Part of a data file
━━━━━━━━━━━━━━━━━━━━
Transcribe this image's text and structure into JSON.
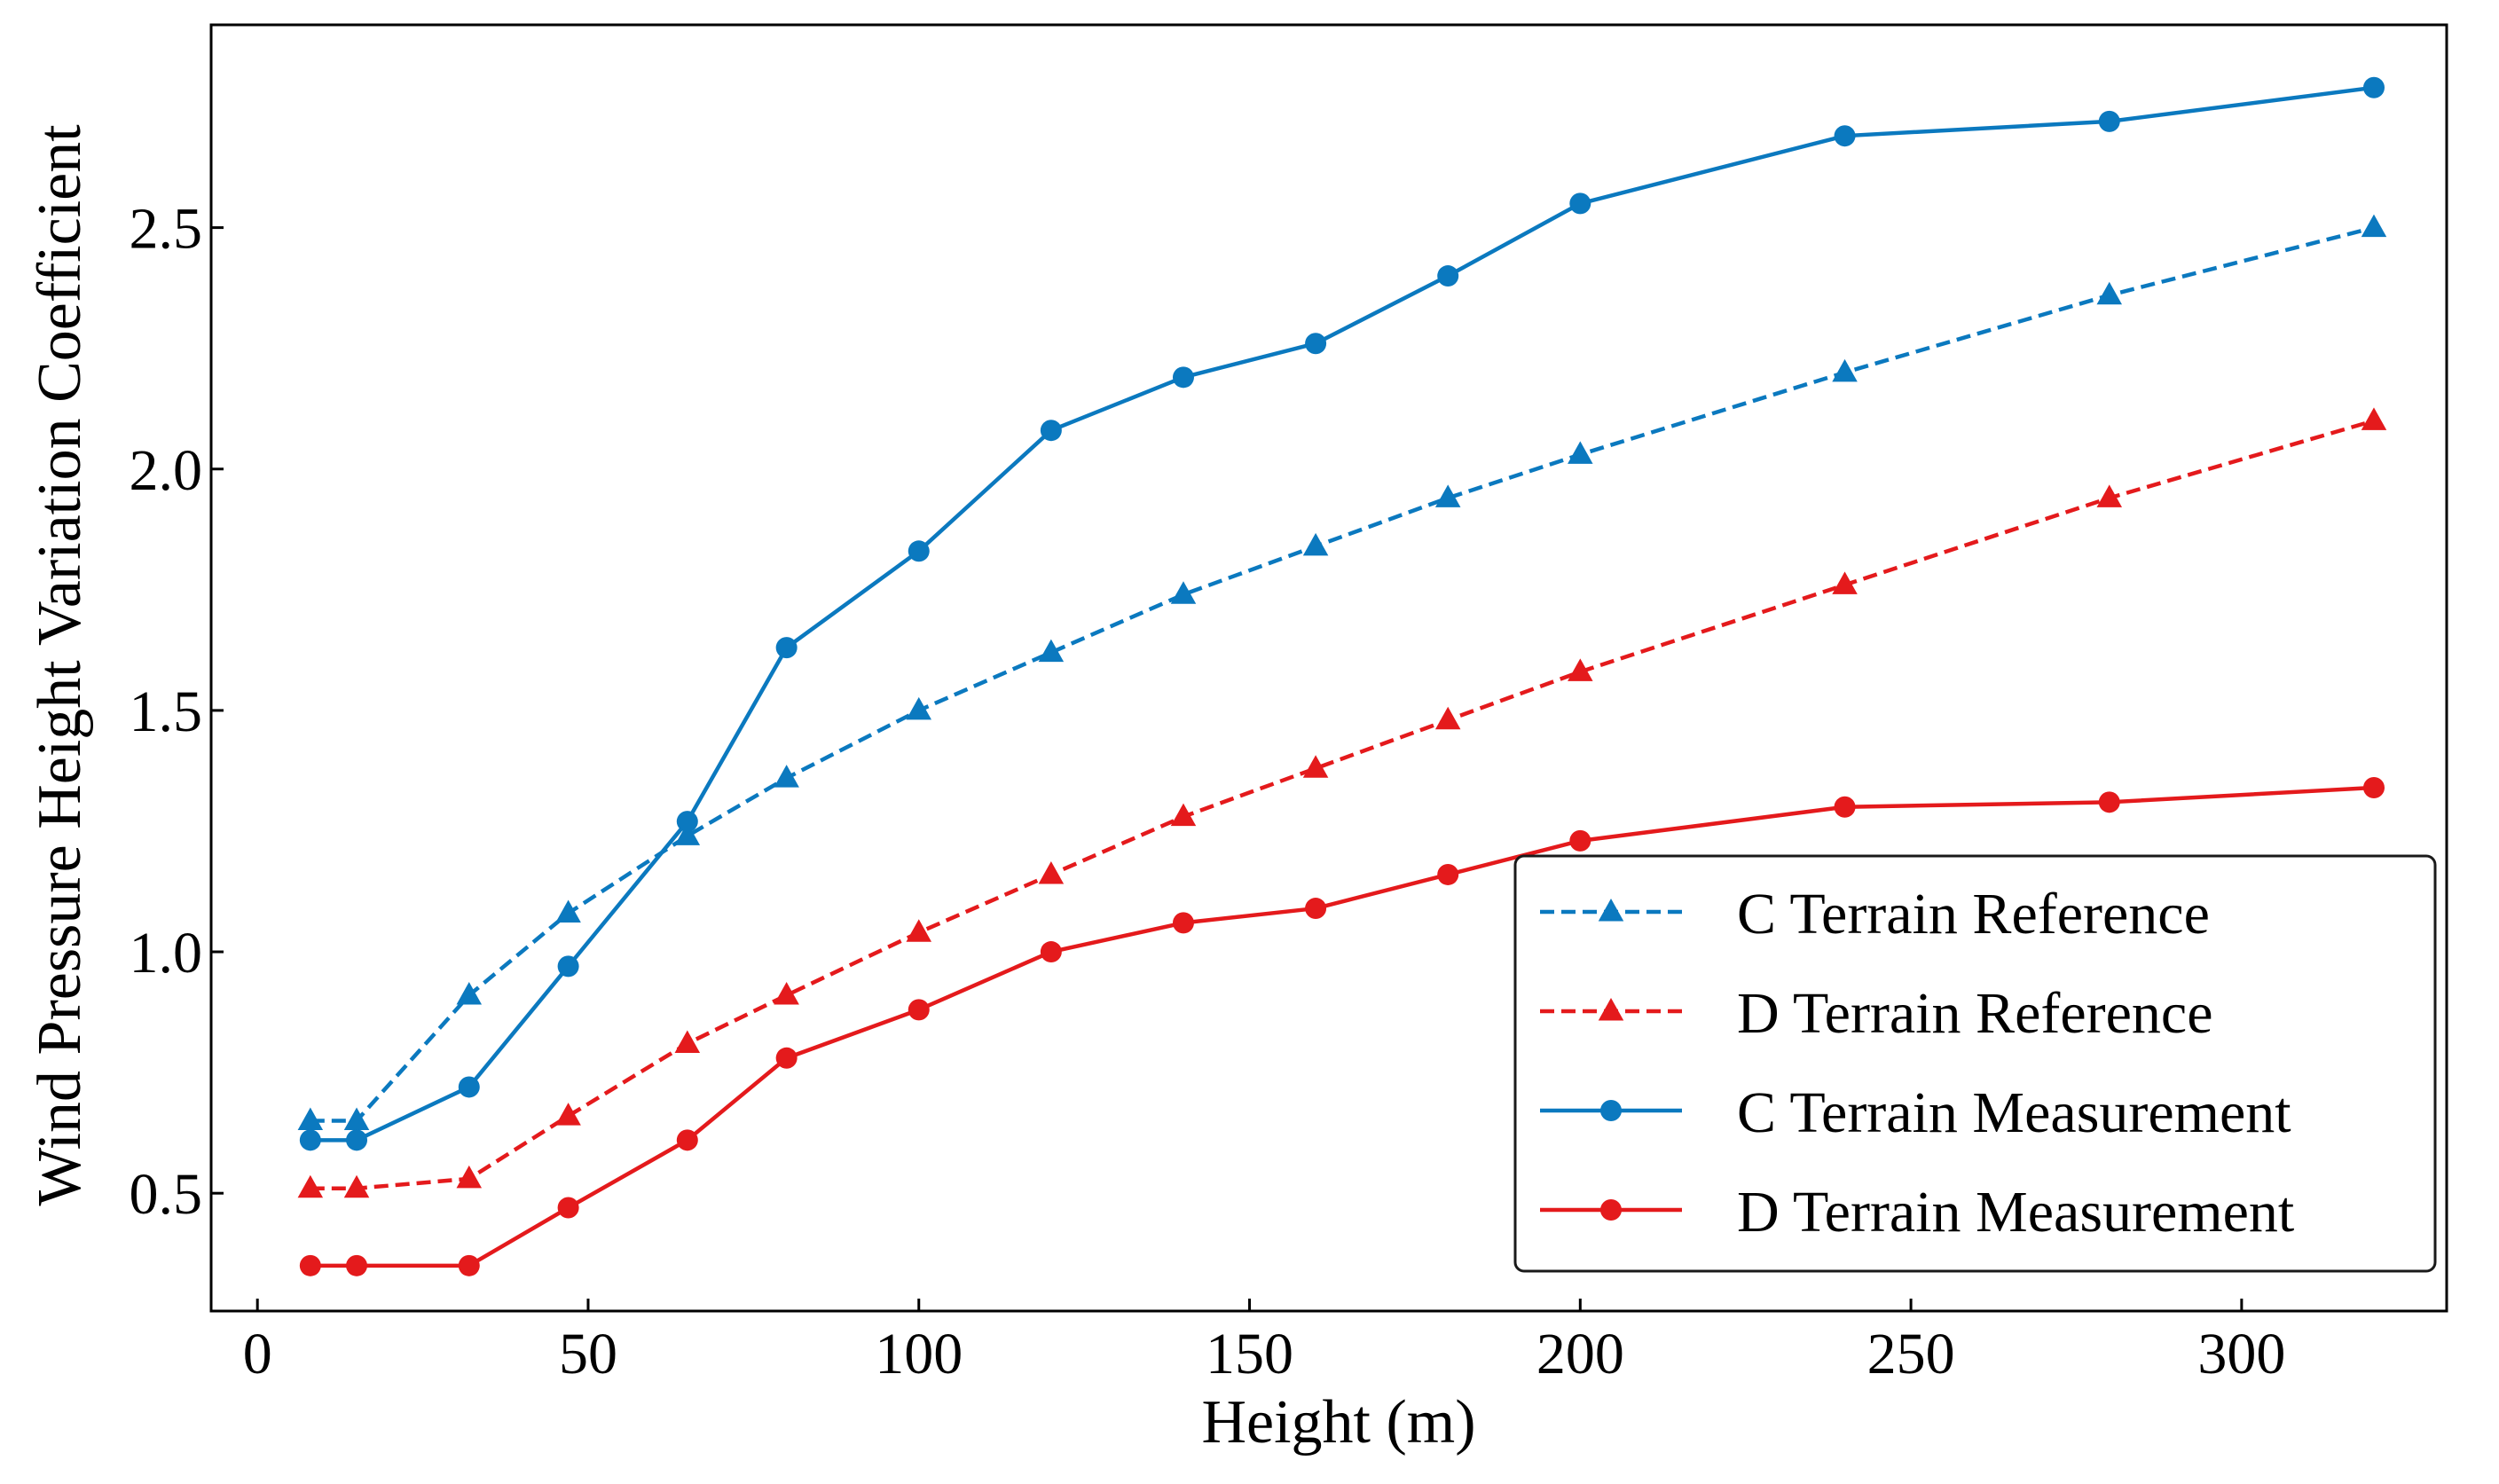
{
  "chart_data": {
    "type": "line",
    "title": "",
    "xlabel": "Height (m)",
    "ylabel": "Wind Pressure Height Variation Coefficient",
    "xlim": [
      -7,
      331
    ],
    "ylim": [
      0.256,
      2.92
    ],
    "xticks": [
      0,
      50,
      100,
      150,
      200,
      250,
      300
    ],
    "xtick_labels": [
      "0",
      "50",
      "100",
      "150",
      "200",
      "250",
      "300"
    ],
    "yticks": [
      0.5,
      1.0,
      1.5,
      2.0,
      2.5
    ],
    "ytick_labels": [
      "0.5",
      "1.0",
      "1.5",
      "2.0",
      "2.5"
    ],
    "grid": false,
    "legend_position": "bottom-right",
    "series": [
      {
        "name": "C Terrain Reference",
        "color": "#0b79bf",
        "line_style": "dashed",
        "marker": "triangle",
        "x": [
          8,
          15,
          32,
          47,
          65,
          80,
          100,
          120,
          140,
          160,
          180,
          200,
          240,
          280,
          320
        ],
        "y": [
          0.65,
          0.65,
          0.91,
          1.08,
          1.24,
          1.36,
          1.5,
          1.62,
          1.74,
          1.84,
          1.94,
          2.03,
          2.2,
          2.36,
          2.5
        ]
      },
      {
        "name": "D Terrain Reference",
        "color": "#e41a1c",
        "line_style": "dashed",
        "marker": "triangle",
        "x": [
          8,
          15,
          32,
          47,
          65,
          80,
          100,
          120,
          140,
          160,
          180,
          200,
          240,
          280,
          320
        ],
        "y": [
          0.51,
          0.51,
          0.53,
          0.66,
          0.81,
          0.91,
          1.04,
          1.16,
          1.28,
          1.38,
          1.48,
          1.58,
          1.76,
          1.94,
          2.1
        ]
      },
      {
        "name": "C Terrain Measurement",
        "color": "#0b79bf",
        "line_style": "solid",
        "marker": "circle",
        "x": [
          8,
          15,
          32,
          47,
          65,
          80,
          100,
          120,
          140,
          160,
          180,
          200,
          240,
          280,
          320
        ],
        "y": [
          0.61,
          0.61,
          0.72,
          0.97,
          1.27,
          1.63,
          1.83,
          2.08,
          2.19,
          2.26,
          2.4,
          2.55,
          2.69,
          2.72,
          2.79
        ]
      },
      {
        "name": "D Terrain Measurement",
        "color": "#e41a1c",
        "line_style": "solid",
        "marker": "circle",
        "x": [
          8,
          15,
          32,
          47,
          65,
          80,
          100,
          120,
          140,
          160,
          180,
          200,
          240,
          280,
          320
        ],
        "y": [
          0.35,
          0.35,
          0.35,
          0.47,
          0.61,
          0.78,
          0.88,
          1.0,
          1.06,
          1.09,
          1.16,
          1.23,
          1.3,
          1.31,
          1.34
        ]
      }
    ]
  }
}
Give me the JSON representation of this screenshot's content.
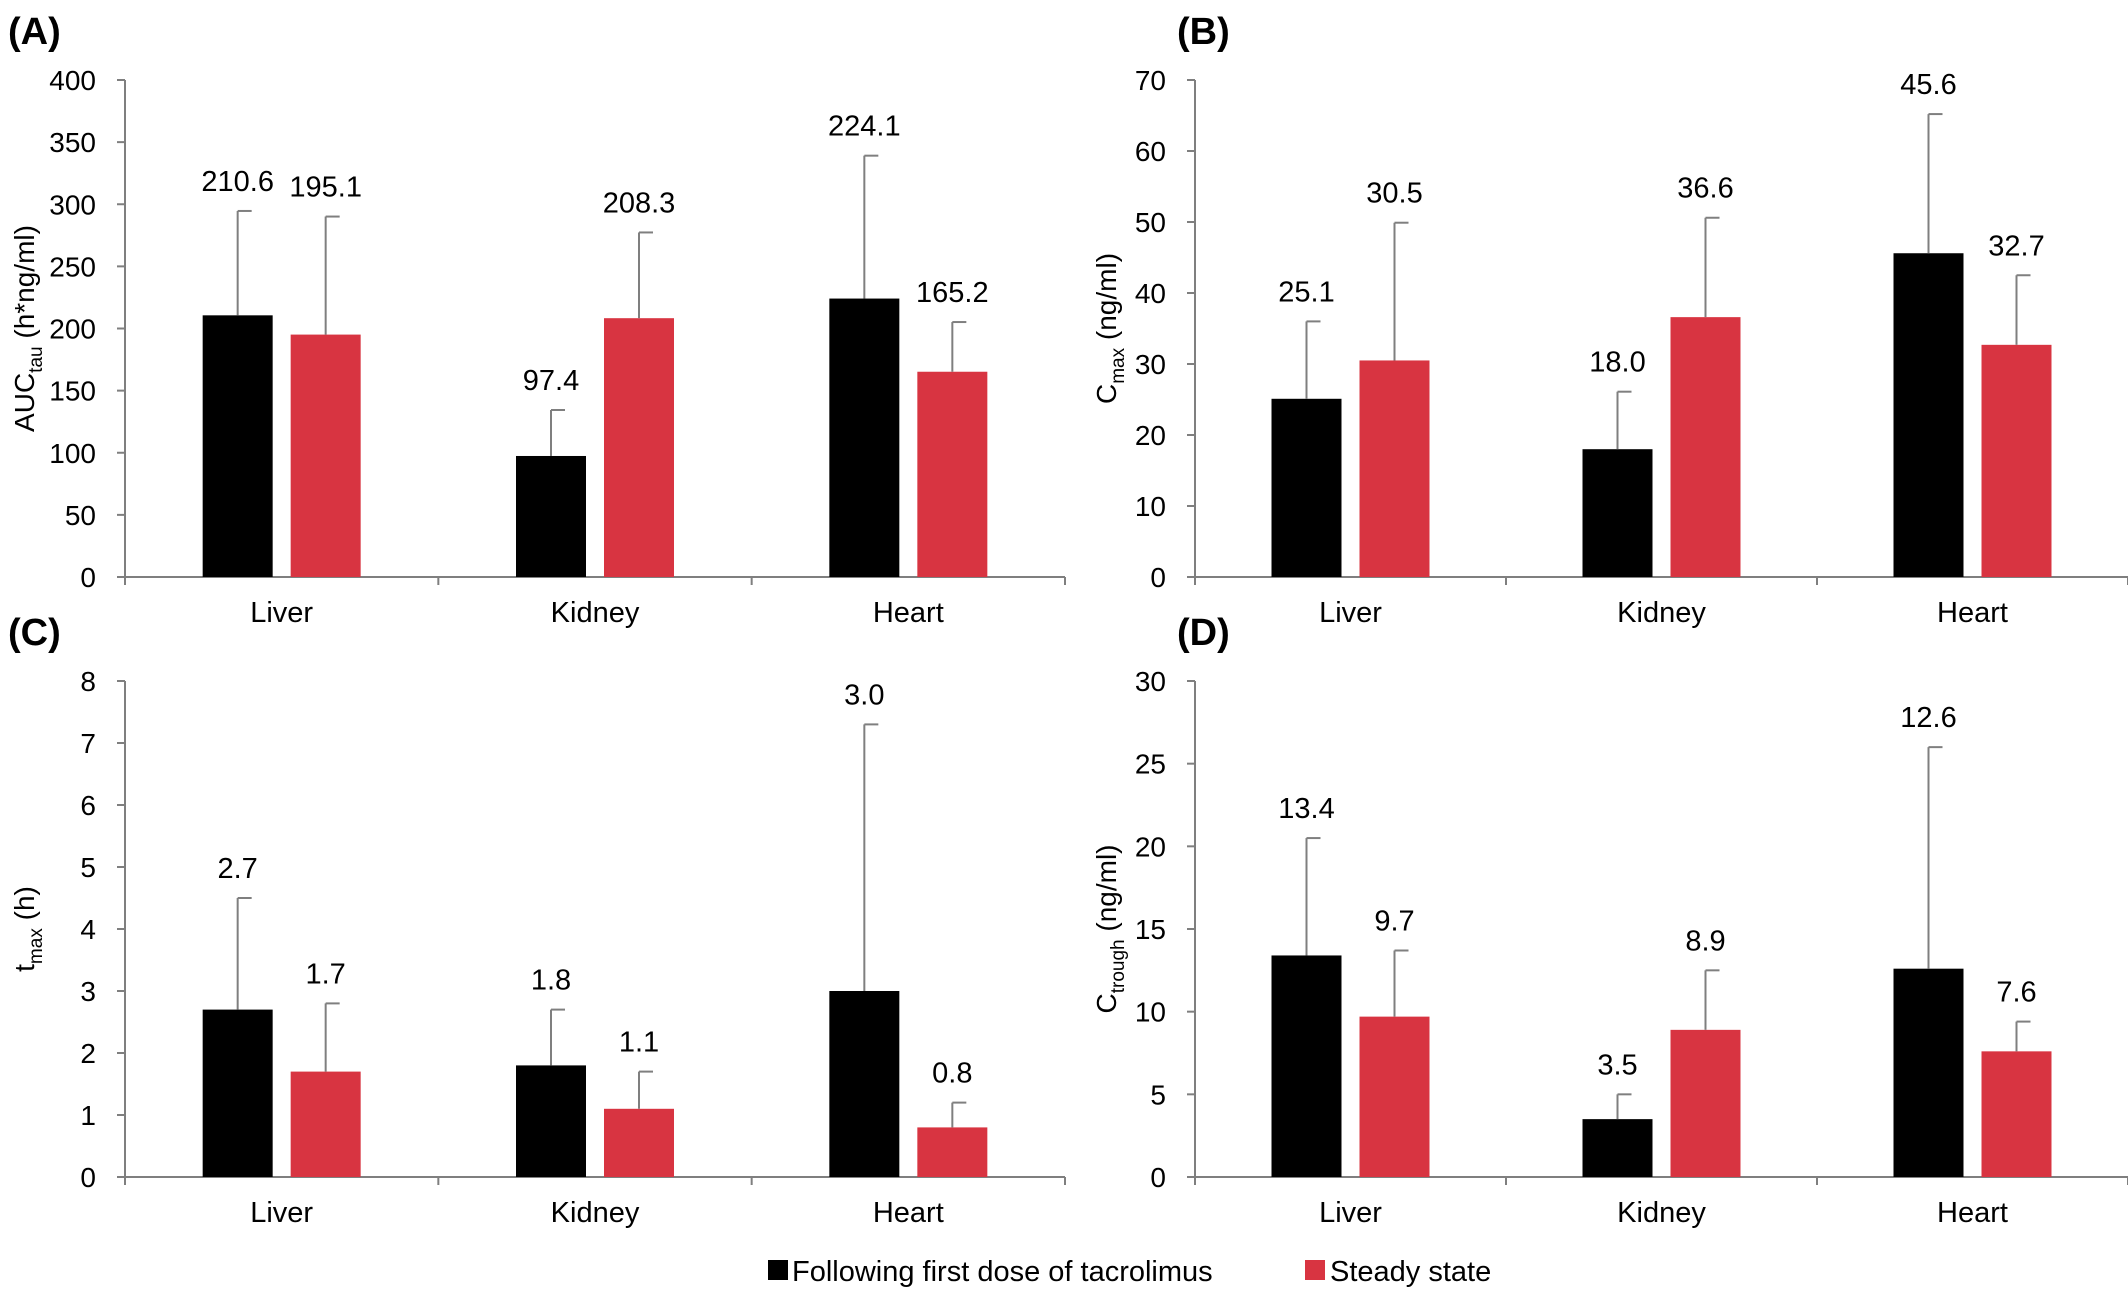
{
  "colors": {
    "first_dose": "#000000",
    "steady_state": "#d83441",
    "axis": "#7f7f7f",
    "error_bar": "#7f7f7f"
  },
  "legend": {
    "first_dose_label": "Following first dose of tacrolimus",
    "steady_state_label": "Steady state"
  },
  "chart_data": [
    {
      "panel": "(A)",
      "type": "bar",
      "ylabel_main": "AUC",
      "ylabel_sub": "tau",
      "ylabel_rest": " (h*ng/ml)",
      "categories": [
        "Liver",
        "Kidney",
        "Heart"
      ],
      "ylim": [
        0,
        400
      ],
      "yticks": [
        0,
        50,
        100,
        150,
        200,
        250,
        300,
        350,
        400
      ],
      "series": [
        {
          "name": "Following first dose of tacrolimus",
          "values": [
            210.6,
            97.4,
            224.1
          ],
          "errors": [
            84,
            37,
            115
          ],
          "labels": [
            "210.6",
            "97.4",
            "224.1"
          ]
        },
        {
          "name": "Steady state",
          "values": [
            195.1,
            208.3,
            165.2
          ],
          "errors": [
            95,
            69,
            40
          ],
          "labels": [
            "195.1",
            "208.3",
            "165.2"
          ]
        }
      ]
    },
    {
      "panel": "(B)",
      "type": "bar",
      "ylabel_main": "C",
      "ylabel_sub": "max",
      "ylabel_rest": " (ng/ml)",
      "categories": [
        "Liver",
        "Kidney",
        "Heart"
      ],
      "ylim": [
        0,
        70
      ],
      "yticks": [
        0,
        10,
        20,
        30,
        40,
        50,
        60,
        70
      ],
      "series": [
        {
          "name": "Following first dose of tacrolimus",
          "values": [
            25.1,
            18.0,
            45.6
          ],
          "errors": [
            10.9,
            8.1,
            19.6
          ],
          "labels": [
            "25.1",
            "18.0",
            "45.6"
          ]
        },
        {
          "name": "Steady state",
          "values": [
            30.5,
            36.6,
            32.7
          ],
          "errors": [
            19.4,
            14.0,
            9.8
          ],
          "labels": [
            "30.5",
            "36.6",
            "32.7"
          ]
        }
      ]
    },
    {
      "panel": "(C)",
      "type": "bar",
      "ylabel_main": "t",
      "ylabel_sub": "max",
      "ylabel_rest": " (h)",
      "categories": [
        "Liver",
        "Kidney",
        "Heart"
      ],
      "ylim": [
        0,
        8
      ],
      "yticks": [
        0,
        1,
        2,
        3,
        4,
        5,
        6,
        7,
        8
      ],
      "series": [
        {
          "name": "Following first dose of tacrolimus",
          "values": [
            2.7,
            1.8,
            3.0
          ],
          "errors": [
            1.8,
            0.9,
            4.3
          ],
          "labels": [
            "2.7",
            "1.8",
            "3.0"
          ]
        },
        {
          "name": "Steady state",
          "values": [
            1.7,
            1.1,
            0.8
          ],
          "errors": [
            1.1,
            0.6,
            0.4
          ],
          "labels": [
            "1.7",
            "1.1",
            "0.8"
          ]
        }
      ]
    },
    {
      "panel": "(D)",
      "type": "bar",
      "ylabel_main": "C",
      "ylabel_sub": "trough",
      "ylabel_rest": " (ng/ml)",
      "categories": [
        "Liver",
        "Kidney",
        "Heart"
      ],
      "ylim": [
        0,
        30
      ],
      "yticks": [
        0,
        5,
        10,
        15,
        20,
        25,
        30
      ],
      "series": [
        {
          "name": "Following first dose of tacrolimus",
          "values": [
            13.4,
            3.5,
            12.6
          ],
          "errors": [
            7.1,
            1.5,
            13.4
          ],
          "labels": [
            "13.4",
            "3.5",
            "12.6"
          ]
        },
        {
          "name": "Steady state",
          "values": [
            9.7,
            8.9,
            7.6
          ],
          "errors": [
            4.0,
            3.6,
            1.8
          ],
          "labels": [
            "9.7",
            "8.9",
            "7.6"
          ]
        }
      ]
    }
  ]
}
━━━━━━━━━━━━━━━━━━━━
**Task to carry out**
Copy all lines from the listing that contain "Reference".

**Exercise output**
        "name": "C Terrain Reference",
        "name": "D Terrain Reference",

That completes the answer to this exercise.